Count lines, not occurrences: report how many lines in the records hold the string "ABSORBANCE", and nothing else.
------------------------------------------------------------------------
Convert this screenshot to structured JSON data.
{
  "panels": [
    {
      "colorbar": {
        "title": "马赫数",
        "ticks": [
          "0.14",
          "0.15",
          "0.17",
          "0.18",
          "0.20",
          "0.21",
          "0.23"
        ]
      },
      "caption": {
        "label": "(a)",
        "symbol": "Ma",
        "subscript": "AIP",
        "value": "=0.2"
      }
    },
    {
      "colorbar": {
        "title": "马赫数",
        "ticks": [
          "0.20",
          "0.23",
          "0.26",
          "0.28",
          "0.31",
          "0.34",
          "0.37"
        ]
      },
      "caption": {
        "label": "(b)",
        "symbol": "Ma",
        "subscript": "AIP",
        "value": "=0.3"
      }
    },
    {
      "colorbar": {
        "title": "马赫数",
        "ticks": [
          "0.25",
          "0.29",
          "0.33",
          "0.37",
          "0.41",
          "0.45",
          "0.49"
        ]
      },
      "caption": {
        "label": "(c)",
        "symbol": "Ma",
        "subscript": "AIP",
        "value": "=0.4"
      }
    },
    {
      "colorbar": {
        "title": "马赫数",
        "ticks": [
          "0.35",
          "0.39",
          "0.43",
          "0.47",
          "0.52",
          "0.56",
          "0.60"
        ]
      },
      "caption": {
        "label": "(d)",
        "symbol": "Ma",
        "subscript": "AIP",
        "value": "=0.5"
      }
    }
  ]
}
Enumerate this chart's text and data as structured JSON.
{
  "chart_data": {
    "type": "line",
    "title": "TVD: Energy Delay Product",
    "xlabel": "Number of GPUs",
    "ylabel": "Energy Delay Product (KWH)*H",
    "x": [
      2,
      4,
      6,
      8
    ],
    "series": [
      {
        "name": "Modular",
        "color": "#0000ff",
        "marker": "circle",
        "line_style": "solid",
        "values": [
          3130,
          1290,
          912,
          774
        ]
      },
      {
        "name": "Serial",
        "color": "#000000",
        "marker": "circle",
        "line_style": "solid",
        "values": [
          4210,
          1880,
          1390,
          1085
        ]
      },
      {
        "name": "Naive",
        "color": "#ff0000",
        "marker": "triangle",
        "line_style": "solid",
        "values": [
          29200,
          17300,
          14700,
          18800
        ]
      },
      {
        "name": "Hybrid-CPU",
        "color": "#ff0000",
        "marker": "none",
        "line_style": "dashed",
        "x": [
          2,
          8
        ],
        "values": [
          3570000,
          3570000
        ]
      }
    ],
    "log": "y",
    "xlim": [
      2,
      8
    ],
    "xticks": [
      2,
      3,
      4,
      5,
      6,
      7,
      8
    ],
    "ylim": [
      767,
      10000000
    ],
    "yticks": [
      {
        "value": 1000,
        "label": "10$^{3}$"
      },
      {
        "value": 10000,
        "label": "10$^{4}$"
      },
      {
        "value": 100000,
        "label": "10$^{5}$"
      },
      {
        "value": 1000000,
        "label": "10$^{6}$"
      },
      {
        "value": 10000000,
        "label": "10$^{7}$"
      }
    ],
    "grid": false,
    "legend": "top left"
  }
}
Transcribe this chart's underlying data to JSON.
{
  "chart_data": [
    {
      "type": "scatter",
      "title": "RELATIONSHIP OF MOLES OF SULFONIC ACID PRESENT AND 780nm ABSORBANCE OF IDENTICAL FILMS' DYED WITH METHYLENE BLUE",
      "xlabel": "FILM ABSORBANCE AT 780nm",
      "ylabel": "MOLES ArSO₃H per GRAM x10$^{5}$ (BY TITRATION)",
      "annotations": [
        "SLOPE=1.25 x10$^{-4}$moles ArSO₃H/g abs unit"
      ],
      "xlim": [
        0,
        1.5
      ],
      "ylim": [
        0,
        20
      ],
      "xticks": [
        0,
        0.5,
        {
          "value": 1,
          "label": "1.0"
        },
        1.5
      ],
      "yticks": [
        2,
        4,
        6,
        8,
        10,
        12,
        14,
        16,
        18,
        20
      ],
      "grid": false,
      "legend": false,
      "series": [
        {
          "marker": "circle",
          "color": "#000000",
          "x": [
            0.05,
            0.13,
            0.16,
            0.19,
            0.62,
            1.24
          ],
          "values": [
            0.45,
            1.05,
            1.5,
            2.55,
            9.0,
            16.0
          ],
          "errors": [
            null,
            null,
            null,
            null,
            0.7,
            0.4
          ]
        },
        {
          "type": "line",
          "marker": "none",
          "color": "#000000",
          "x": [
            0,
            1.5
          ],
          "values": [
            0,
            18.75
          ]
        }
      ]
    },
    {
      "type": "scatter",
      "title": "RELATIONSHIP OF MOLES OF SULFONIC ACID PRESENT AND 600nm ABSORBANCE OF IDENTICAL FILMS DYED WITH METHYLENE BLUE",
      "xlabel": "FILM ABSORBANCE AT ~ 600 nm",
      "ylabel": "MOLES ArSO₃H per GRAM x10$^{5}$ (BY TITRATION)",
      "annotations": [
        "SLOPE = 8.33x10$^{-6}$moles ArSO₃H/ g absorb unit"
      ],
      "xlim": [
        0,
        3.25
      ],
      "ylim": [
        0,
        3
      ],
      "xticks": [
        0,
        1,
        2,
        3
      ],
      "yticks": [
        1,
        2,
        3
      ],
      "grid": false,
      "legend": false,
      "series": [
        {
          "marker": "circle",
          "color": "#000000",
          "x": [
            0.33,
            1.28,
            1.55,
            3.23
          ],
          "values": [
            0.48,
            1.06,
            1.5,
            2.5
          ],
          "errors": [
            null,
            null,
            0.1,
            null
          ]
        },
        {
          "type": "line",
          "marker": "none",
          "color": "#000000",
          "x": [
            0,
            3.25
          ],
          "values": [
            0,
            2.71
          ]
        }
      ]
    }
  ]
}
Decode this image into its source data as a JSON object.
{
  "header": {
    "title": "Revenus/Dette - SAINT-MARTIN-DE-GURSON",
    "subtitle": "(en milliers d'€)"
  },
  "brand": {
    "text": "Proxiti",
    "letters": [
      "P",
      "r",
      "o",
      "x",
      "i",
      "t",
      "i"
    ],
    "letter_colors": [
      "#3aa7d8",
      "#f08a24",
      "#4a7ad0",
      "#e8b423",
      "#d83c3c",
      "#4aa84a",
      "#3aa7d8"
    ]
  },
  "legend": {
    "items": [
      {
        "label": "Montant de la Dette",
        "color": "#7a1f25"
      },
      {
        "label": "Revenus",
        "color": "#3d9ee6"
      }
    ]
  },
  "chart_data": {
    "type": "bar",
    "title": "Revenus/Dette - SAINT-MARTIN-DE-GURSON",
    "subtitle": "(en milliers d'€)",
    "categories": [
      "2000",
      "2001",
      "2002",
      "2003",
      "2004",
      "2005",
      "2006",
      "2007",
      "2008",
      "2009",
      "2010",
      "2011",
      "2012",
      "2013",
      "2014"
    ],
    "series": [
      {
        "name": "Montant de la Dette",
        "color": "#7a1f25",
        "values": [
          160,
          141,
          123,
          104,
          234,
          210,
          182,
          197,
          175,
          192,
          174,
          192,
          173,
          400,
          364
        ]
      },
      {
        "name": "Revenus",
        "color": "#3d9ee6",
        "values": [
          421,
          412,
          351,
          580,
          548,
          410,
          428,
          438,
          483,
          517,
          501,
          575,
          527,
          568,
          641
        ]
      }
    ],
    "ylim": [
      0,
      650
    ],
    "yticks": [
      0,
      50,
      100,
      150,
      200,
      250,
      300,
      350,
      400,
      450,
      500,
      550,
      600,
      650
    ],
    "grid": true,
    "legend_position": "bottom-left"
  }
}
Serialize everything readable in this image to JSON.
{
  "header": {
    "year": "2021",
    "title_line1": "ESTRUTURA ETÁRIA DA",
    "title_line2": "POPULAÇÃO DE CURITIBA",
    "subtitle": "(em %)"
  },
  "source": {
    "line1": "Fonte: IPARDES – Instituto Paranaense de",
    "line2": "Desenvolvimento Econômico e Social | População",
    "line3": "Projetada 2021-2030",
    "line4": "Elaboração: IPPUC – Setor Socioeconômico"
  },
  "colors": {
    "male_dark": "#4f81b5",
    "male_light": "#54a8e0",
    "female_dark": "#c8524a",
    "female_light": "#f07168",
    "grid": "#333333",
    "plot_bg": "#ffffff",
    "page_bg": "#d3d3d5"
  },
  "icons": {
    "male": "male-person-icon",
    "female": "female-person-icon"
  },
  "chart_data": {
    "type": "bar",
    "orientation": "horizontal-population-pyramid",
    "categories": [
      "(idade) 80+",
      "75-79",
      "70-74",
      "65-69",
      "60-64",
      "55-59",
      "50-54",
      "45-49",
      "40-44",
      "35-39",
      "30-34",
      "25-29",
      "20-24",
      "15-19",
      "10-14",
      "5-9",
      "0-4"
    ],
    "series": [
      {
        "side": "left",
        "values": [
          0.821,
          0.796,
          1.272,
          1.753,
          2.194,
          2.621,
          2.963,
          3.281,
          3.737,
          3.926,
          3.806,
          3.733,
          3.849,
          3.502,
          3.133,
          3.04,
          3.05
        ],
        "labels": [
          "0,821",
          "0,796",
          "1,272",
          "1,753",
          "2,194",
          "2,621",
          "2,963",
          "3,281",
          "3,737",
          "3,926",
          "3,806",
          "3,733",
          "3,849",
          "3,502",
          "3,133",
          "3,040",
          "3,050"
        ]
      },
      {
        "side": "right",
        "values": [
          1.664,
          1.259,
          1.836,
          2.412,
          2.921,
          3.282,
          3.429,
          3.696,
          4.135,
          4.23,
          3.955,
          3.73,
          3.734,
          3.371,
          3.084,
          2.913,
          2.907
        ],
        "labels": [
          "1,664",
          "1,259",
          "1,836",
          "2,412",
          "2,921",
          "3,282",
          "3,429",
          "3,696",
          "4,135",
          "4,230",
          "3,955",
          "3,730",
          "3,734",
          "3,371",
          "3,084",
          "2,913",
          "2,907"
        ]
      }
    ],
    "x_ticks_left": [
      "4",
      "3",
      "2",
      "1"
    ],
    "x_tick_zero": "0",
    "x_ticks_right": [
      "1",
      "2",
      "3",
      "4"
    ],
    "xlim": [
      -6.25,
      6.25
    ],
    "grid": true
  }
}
------------------------------------------------------------------------
- [Result of the exercise]:
4